(Records from a collection)
---

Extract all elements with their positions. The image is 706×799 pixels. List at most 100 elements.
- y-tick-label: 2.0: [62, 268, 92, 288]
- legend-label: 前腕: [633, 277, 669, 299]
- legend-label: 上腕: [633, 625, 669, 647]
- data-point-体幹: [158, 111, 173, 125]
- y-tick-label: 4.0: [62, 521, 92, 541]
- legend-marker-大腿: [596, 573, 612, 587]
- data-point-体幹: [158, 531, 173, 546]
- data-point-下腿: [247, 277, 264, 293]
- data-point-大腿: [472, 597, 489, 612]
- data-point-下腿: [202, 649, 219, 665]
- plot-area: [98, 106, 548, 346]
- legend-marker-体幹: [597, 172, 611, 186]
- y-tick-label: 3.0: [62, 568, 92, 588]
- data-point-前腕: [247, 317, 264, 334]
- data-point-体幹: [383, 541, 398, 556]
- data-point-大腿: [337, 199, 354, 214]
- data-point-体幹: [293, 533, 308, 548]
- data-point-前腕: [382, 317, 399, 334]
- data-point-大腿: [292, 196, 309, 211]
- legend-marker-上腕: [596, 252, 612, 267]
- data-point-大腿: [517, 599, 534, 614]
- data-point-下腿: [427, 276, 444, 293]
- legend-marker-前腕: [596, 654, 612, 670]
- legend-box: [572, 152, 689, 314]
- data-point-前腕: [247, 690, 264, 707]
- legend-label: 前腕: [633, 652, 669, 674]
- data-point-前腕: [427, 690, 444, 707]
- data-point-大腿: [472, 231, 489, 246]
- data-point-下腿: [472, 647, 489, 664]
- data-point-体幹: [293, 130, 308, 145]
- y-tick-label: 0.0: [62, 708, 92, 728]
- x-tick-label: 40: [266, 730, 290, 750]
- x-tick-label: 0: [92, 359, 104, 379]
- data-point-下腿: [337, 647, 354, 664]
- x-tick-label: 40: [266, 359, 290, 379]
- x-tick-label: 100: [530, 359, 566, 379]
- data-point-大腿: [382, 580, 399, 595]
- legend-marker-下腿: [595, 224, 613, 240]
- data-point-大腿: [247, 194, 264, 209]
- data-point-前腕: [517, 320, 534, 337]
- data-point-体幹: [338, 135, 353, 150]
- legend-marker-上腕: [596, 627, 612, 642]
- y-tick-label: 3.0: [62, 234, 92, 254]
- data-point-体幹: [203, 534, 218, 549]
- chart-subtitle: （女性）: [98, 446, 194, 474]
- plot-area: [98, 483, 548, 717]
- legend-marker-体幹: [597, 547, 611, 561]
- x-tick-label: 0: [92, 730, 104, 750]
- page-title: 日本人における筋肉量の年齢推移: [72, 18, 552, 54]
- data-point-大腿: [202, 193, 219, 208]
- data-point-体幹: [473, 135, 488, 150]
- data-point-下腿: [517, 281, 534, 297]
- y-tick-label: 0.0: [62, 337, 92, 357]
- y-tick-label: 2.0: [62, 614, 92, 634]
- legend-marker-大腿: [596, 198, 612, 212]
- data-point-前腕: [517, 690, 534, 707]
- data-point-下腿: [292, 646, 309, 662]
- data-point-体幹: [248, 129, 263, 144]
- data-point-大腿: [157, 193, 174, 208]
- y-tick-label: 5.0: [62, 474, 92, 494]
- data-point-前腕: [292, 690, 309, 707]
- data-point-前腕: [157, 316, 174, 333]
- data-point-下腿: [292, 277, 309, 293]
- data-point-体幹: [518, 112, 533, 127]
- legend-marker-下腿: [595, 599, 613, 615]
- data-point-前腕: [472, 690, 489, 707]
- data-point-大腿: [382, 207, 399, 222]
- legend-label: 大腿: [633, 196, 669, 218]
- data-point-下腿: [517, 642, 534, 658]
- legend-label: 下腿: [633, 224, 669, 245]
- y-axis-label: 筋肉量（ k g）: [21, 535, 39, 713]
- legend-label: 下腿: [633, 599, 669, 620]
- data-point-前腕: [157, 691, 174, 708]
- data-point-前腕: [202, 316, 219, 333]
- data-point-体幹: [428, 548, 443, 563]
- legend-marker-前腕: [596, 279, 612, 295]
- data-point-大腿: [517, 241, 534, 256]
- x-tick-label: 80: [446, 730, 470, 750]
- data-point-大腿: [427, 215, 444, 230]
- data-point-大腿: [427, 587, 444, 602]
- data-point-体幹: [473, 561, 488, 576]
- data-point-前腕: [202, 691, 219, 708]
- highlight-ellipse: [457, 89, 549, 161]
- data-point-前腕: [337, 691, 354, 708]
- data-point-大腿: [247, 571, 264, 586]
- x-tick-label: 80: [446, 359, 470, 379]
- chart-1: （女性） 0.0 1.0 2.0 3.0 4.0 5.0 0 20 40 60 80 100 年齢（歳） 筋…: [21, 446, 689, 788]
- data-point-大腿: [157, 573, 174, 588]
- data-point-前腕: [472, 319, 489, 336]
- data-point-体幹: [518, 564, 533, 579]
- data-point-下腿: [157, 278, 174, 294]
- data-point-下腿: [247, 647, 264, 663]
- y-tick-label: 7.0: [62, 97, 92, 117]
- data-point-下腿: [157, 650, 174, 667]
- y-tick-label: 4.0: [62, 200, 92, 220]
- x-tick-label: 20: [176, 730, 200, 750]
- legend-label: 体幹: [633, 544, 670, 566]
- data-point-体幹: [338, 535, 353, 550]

---

Reproduce every line of the data above, character for character.

-- Exercise result --
Extract all elements with their positions. The image is 706×799 pixels. List at most 100 elements.
- y-tick-label: 2.0: [62, 268, 92, 288]
- legend-label: 前腕: [633, 277, 669, 299]
- legend-label: 上腕: [633, 625, 669, 647]
- data-point-体幹: [158, 111, 173, 125]
- y-tick-label: 4.0: [62, 521, 92, 541]
- legend-marker-大腿: [596, 573, 612, 587]
- data-point-体幹: [158, 531, 173, 546]
- data-point-下腿: [247, 277, 264, 293]
- data-point-大腿: [472, 597, 489, 612]
- data-point-下腿: [202, 649, 219, 665]
- plot-area: [98, 106, 548, 346]
- legend-marker-体幹: [597, 172, 611, 186]
- y-tick-label: 3.0: [62, 568, 92, 588]
- data-point-前腕: [247, 317, 264, 334]
- data-point-体幹: [383, 541, 398, 556]
- data-point-大腿: [337, 199, 354, 214]
- data-point-体幹: [293, 533, 308, 548]
- data-point-前腕: [382, 317, 399, 334]
- data-point-大腿: [292, 196, 309, 211]
- legend-marker-上腕: [596, 252, 612, 267]
- data-point-大腿: [517, 599, 534, 614]
- data-point-下腿: [427, 276, 444, 293]
- legend-marker-前腕: [596, 654, 612, 670]
- legend-box: [572, 152, 689, 314]
- data-point-前腕: [247, 690, 264, 707]
- legend-label: 前腕: [633, 652, 669, 674]
- data-point-前腕: [427, 690, 444, 707]
- data-point-大腿: [472, 231, 489, 246]
- data-point-下腿: [472, 647, 489, 664]
- data-point-体幹: [293, 130, 308, 145]
- y-tick-label: 0.0: [62, 708, 92, 728]
- x-tick-label: 40: [266, 730, 290, 750]
- x-tick-label: 0: [92, 359, 104, 379]
- data-point-下腿: [337, 647, 354, 664]
- x-tick-label: 40: [266, 359, 290, 379]
- x-tick-label: 100: [530, 359, 566, 379]
- data-point-大腿: [382, 580, 399, 595]
- legend-marker-下腿: [595, 224, 613, 240]
- data-point-大腿: [247, 194, 264, 209]
- data-point-前腕: [517, 320, 534, 337]
- data-point-体幹: [338, 135, 353, 150]
- legend-marker-上腕: [596, 627, 612, 642]
- y-tick-label: 3.0: [62, 234, 92, 254]
- data-point-体幹: [203, 534, 218, 549]
- chart-subtitle: （女性）: [98, 446, 194, 474]
- plot-area: [98, 483, 548, 717]
- legend-marker-体幹: [597, 547, 611, 561]
- x-tick-label: 0: [92, 730, 104, 750]
- page-title: 日本人における筋肉量の年齢推移: [72, 18, 552, 54]
- data-point-大腿: [202, 193, 219, 208]
- data-point-体幹: [473, 135, 488, 150]
- data-point-下腿: [517, 281, 534, 297]
- y-tick-label: 0.0: [62, 337, 92, 357]
- y-tick-label: 2.0: [62, 614, 92, 634]
- legend-marker-大腿: [596, 198, 612, 212]
- data-point-前腕: [517, 690, 534, 707]
- data-point-下腿: [292, 646, 309, 662]
- data-point-体幹: [248, 129, 263, 144]
- data-point-大腿: [157, 193, 174, 208]
- y-tick-label: 5.0: [62, 474, 92, 494]
- data-point-前腕: [292, 690, 309, 707]
- data-point-前腕: [157, 316, 174, 333]
- data-point-下腿: [292, 277, 309, 293]
- data-point-体幹: [518, 112, 533, 127]
- legend-marker-下腿: [595, 599, 613, 615]
- data-point-前腕: [472, 690, 489, 707]
- data-point-大腿: [382, 207, 399, 222]
- legend-label: 大腿: [633, 196, 669, 218]
- data-point-下腿: [517, 642, 534, 658]
- legend-label: 下腿: [633, 224, 669, 245]
- y-axis-label: 筋肉量（ k g）: [21, 535, 39, 713]
- legend-label: 下腿: [633, 599, 669, 620]
- data-point-前腕: [157, 691, 174, 708]
- data-point-前腕: [202, 316, 219, 333]
- data-point-体幹: [428, 548, 443, 563]
- legend-marker-前腕: [596, 279, 612, 295]
- data-point-大腿: [517, 241, 534, 256]
- x-tick-label: 80: [446, 730, 470, 750]
- data-point-大腿: [427, 215, 444, 230]
- data-point-大腿: [427, 587, 444, 602]
- data-point-体幹: [473, 561, 488, 576]
- data-point-前腕: [202, 691, 219, 708]
- highlight-ellipse: [457, 89, 549, 161]
- data-point-前腕: [337, 691, 354, 708]
- data-point-大腿: [247, 571, 264, 586]
- x-tick-label: 80: [446, 359, 470, 379]
- chart-1: （女性） 0.0 1.0 2.0 3.0 4.0 5.0 0 20 40 60 80 100 年齢（歳） 筋…: [21, 446, 689, 788]
- data-point-大腿: [157, 573, 174, 588]
- data-point-前腕: [472, 319, 489, 336]
- data-point-体幹: [518, 564, 533, 579]
- data-point-下腿: [157, 278, 174, 294]
- data-point-下腿: [247, 647, 264, 663]
- y-tick-label: 7.0: [62, 97, 92, 117]
- data-point-下腿: [157, 650, 174, 667]
- y-tick-label: 4.0: [62, 200, 92, 220]
- x-tick-label: 20: [176, 730, 200, 750]
- legend-label: 体幹: [633, 544, 670, 566]
- data-point-体幹: [338, 535, 353, 550]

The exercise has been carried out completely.